### WRITTEN INSTRUCTION
Copy every line from the records below that holds the word "JSON".

-.-.-

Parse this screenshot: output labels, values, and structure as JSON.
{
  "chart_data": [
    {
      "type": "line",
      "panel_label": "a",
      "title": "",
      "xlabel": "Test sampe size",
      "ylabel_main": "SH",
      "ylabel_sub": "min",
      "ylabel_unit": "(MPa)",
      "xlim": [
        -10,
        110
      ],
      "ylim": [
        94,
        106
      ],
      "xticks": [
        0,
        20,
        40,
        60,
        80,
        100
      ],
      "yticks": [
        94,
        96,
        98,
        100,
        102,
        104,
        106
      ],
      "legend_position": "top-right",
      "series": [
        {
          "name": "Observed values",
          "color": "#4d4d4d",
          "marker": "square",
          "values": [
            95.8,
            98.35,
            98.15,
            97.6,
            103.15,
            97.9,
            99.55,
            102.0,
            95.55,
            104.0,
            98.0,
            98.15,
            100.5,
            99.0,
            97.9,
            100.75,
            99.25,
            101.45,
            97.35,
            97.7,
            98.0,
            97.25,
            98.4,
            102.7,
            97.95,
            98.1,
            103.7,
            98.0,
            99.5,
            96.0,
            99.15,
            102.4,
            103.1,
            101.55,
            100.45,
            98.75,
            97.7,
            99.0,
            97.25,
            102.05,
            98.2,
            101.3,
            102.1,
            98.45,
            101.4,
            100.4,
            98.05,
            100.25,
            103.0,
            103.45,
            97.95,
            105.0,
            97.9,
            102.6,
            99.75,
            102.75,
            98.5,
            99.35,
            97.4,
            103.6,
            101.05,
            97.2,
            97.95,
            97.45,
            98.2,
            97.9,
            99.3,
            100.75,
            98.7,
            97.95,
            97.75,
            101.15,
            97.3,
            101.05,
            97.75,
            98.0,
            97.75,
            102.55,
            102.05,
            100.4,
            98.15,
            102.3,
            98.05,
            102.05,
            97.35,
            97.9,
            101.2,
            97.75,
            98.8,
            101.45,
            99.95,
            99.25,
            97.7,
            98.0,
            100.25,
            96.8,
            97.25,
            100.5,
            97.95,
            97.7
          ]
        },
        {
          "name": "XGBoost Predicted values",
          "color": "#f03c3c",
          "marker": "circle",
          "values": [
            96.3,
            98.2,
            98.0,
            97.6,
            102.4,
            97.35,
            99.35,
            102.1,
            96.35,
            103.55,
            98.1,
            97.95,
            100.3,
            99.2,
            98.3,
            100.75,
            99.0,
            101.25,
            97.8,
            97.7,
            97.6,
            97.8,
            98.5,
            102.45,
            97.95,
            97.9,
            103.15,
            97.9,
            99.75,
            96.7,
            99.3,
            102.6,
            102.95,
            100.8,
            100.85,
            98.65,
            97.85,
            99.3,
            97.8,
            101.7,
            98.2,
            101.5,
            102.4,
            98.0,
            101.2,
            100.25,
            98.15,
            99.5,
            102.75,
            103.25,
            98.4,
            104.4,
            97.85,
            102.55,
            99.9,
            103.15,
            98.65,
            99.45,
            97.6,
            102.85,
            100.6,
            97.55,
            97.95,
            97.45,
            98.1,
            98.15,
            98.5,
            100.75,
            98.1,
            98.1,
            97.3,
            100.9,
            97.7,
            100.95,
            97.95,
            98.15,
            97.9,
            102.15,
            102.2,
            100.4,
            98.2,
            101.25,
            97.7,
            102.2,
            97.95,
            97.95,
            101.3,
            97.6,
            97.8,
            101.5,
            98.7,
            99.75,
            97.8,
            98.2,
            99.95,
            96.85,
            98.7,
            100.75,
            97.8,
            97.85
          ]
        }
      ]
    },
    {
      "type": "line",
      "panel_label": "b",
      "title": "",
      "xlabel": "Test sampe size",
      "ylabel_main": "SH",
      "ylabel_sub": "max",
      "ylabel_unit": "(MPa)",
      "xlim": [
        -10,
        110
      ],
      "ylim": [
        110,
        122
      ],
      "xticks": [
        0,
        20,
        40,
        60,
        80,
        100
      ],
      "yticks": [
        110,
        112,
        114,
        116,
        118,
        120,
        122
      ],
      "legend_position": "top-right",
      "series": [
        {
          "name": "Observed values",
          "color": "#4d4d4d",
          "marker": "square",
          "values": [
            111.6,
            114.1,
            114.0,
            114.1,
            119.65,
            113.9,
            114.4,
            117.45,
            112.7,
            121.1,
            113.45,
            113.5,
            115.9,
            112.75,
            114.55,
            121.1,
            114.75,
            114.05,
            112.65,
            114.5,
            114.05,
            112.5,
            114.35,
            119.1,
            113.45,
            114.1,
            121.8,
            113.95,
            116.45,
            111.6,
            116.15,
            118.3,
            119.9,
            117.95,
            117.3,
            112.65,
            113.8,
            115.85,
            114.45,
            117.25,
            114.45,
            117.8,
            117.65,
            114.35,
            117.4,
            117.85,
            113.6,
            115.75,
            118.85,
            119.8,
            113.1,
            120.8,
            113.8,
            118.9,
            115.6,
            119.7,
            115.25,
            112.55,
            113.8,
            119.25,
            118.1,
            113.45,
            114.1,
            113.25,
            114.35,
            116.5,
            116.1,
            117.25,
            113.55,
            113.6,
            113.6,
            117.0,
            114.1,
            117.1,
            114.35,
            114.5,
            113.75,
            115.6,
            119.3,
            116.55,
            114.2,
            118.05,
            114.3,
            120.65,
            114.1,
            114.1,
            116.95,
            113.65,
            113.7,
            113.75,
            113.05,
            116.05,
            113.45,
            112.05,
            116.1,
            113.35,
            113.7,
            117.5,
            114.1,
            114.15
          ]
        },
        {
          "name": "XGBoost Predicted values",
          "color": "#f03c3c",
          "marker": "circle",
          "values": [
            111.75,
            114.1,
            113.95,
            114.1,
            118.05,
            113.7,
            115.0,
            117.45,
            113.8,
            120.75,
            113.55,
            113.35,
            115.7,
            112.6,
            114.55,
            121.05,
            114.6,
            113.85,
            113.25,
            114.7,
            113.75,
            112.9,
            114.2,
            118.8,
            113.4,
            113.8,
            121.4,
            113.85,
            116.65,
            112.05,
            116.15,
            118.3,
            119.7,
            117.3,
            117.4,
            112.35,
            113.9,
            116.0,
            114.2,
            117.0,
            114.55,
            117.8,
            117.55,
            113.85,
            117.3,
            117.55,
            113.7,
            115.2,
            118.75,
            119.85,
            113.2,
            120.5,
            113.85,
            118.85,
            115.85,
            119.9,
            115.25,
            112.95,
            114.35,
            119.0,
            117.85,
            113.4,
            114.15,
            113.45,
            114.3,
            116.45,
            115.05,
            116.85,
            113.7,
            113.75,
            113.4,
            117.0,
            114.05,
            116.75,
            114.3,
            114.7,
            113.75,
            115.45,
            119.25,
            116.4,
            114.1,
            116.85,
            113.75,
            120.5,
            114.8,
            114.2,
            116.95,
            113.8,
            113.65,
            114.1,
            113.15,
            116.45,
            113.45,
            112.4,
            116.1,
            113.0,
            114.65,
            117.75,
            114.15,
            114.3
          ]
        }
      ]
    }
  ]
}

-.-.-

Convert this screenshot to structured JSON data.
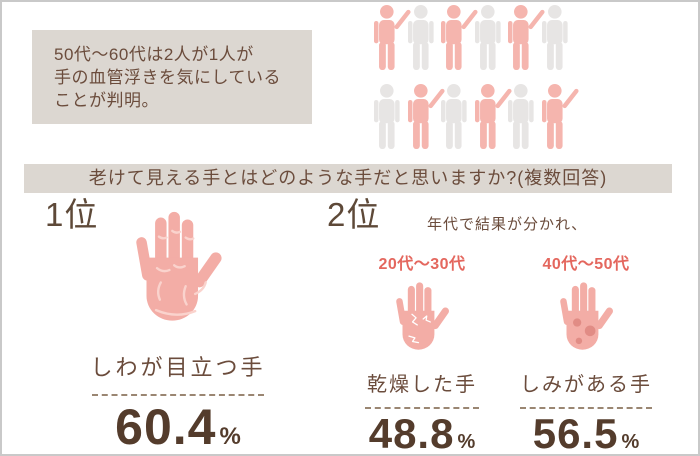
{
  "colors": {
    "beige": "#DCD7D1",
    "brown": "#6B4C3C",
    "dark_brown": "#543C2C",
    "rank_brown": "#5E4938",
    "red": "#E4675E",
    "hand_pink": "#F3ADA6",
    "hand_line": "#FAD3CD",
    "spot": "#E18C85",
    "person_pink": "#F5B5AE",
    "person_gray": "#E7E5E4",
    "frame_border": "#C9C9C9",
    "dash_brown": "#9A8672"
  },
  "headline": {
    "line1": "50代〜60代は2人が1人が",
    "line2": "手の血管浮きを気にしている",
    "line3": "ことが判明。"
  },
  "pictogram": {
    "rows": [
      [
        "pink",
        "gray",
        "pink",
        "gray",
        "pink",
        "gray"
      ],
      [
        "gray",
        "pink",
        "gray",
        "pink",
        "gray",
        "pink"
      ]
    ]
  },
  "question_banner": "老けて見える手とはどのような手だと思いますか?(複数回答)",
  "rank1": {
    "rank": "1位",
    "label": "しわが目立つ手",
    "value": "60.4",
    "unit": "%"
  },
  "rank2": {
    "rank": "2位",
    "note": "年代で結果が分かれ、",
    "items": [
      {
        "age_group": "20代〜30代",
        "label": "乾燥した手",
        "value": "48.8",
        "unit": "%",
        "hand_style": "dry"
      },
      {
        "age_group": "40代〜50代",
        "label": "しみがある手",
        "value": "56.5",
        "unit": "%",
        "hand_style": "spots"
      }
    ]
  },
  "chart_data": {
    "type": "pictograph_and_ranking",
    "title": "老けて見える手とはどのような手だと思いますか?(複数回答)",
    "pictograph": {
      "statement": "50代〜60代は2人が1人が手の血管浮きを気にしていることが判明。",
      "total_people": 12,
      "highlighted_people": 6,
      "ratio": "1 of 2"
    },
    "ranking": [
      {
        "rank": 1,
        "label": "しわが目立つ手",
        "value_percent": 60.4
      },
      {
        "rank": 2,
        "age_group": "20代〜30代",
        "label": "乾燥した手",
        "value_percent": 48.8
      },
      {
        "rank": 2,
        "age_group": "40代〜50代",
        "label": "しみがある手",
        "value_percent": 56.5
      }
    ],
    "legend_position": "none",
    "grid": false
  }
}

-.-.-

### ANSWER TO THIS PROBLEM
Parse this screenshot: output labels, values, and structure as JSON.
Convert this screenshot to structured JSON data.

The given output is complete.